- Exercise prompt
Of all the lines in the data below, how many contain "Adobe"? Report that number alone.
*** Given entries
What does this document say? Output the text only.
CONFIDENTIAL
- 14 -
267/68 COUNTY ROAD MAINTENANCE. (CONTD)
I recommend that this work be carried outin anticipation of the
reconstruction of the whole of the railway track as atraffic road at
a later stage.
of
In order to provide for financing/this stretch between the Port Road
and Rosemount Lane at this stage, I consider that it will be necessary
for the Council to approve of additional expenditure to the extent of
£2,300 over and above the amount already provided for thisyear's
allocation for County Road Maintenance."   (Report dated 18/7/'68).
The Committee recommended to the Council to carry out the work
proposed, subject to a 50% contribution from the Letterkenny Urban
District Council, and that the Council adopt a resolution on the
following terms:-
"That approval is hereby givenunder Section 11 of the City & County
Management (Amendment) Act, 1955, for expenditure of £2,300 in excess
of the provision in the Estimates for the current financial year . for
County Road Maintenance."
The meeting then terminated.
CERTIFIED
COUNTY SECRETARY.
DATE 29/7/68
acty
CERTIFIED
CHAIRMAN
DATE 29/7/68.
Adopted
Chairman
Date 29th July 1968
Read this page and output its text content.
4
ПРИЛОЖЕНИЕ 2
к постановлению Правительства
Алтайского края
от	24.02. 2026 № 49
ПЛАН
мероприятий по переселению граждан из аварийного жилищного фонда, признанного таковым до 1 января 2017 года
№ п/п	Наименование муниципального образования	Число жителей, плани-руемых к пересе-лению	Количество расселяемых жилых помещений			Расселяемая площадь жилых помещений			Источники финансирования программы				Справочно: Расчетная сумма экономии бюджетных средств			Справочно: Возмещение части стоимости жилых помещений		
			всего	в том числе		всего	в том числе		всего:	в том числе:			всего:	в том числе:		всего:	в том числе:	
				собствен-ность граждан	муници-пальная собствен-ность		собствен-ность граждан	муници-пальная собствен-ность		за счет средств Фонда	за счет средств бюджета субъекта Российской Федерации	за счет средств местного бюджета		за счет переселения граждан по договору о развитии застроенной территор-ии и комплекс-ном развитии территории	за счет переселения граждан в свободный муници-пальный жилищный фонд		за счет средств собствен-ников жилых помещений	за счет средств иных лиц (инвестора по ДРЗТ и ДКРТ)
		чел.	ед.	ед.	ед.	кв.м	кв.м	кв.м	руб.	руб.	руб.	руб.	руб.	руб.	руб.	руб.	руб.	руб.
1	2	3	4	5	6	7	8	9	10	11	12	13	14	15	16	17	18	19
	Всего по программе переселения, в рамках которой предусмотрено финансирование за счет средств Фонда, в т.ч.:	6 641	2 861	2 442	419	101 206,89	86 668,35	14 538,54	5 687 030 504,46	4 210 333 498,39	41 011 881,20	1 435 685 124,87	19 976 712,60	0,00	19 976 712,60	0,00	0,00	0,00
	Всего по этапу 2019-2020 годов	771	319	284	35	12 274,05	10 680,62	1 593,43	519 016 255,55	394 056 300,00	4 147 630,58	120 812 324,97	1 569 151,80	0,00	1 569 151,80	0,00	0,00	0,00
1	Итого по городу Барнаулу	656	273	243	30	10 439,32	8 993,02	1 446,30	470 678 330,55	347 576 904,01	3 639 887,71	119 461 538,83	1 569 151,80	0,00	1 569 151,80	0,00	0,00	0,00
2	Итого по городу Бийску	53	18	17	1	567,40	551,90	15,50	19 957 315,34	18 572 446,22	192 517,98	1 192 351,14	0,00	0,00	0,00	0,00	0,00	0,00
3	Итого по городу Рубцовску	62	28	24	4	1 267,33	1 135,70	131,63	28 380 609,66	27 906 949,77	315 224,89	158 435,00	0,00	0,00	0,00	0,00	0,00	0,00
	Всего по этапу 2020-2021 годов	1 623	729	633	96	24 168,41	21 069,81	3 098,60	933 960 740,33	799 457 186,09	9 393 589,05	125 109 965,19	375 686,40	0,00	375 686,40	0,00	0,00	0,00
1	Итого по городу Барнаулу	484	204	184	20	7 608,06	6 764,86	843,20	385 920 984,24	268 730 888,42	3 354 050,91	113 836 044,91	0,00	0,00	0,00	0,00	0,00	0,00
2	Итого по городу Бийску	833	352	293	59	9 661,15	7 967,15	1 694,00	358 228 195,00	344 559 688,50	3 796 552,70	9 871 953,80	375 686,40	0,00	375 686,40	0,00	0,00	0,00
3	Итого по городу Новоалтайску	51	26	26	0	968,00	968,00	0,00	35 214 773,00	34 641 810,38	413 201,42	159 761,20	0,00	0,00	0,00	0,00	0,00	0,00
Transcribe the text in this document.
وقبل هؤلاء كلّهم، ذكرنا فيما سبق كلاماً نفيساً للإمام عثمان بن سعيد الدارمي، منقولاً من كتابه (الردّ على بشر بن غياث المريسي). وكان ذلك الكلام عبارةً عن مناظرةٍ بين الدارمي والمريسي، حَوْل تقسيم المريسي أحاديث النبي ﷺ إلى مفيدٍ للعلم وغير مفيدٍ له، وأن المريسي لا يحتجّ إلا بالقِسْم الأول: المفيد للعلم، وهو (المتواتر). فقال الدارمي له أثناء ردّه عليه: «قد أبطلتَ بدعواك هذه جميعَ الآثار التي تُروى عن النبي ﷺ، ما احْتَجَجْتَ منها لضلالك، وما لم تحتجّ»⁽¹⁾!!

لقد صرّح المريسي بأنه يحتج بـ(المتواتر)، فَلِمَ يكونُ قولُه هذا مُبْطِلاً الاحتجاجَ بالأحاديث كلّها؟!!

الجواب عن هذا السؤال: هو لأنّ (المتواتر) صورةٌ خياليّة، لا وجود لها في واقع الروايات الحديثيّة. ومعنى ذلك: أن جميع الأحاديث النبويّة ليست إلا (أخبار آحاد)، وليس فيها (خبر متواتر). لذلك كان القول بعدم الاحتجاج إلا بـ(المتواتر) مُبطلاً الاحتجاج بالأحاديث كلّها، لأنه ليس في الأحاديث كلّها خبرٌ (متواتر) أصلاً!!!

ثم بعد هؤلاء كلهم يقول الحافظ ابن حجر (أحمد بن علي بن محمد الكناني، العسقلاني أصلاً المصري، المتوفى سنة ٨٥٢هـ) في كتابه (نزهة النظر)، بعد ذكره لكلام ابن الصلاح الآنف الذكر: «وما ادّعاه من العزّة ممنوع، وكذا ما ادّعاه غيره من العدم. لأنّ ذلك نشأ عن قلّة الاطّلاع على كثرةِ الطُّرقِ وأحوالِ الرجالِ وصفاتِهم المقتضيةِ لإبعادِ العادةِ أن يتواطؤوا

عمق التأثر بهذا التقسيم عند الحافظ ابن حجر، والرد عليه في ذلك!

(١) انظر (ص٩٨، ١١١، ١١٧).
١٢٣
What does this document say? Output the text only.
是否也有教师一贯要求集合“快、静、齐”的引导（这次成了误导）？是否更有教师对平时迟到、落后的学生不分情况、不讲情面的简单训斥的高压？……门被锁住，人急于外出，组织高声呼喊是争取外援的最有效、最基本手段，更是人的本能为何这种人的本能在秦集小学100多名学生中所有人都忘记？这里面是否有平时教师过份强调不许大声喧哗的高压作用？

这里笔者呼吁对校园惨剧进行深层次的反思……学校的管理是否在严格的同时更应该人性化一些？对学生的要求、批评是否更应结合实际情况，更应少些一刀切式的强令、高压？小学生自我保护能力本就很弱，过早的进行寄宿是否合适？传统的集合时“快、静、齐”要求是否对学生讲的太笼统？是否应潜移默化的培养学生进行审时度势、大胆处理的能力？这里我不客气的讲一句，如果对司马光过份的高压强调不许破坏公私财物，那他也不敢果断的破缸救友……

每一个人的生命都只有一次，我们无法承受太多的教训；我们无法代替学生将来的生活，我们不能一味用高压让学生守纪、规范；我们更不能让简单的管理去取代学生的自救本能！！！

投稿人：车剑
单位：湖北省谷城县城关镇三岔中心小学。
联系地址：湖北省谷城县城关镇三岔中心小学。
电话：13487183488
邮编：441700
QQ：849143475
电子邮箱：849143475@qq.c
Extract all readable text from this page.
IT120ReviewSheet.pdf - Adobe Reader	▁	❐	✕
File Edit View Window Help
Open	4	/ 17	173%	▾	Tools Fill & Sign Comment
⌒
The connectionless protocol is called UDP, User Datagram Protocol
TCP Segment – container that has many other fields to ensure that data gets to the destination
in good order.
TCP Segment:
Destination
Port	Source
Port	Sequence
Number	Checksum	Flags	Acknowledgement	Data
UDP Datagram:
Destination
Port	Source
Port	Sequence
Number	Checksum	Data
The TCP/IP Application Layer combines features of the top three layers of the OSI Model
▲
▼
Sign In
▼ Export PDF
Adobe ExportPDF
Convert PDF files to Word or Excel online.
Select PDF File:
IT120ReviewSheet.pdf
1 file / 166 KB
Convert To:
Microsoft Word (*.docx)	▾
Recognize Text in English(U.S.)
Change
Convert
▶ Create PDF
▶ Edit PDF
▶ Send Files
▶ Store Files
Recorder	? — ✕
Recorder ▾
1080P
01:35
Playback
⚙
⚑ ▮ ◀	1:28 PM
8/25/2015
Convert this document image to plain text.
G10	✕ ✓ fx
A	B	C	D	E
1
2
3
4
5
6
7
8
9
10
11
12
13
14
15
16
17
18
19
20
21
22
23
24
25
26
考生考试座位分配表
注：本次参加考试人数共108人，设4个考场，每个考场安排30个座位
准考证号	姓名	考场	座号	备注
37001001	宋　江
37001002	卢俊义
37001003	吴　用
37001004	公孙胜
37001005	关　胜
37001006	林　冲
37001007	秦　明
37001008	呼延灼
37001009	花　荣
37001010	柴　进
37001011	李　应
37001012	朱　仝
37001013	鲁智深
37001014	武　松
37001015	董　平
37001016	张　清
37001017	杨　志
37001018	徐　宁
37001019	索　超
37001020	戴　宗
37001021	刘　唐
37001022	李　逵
******
- Expected output
2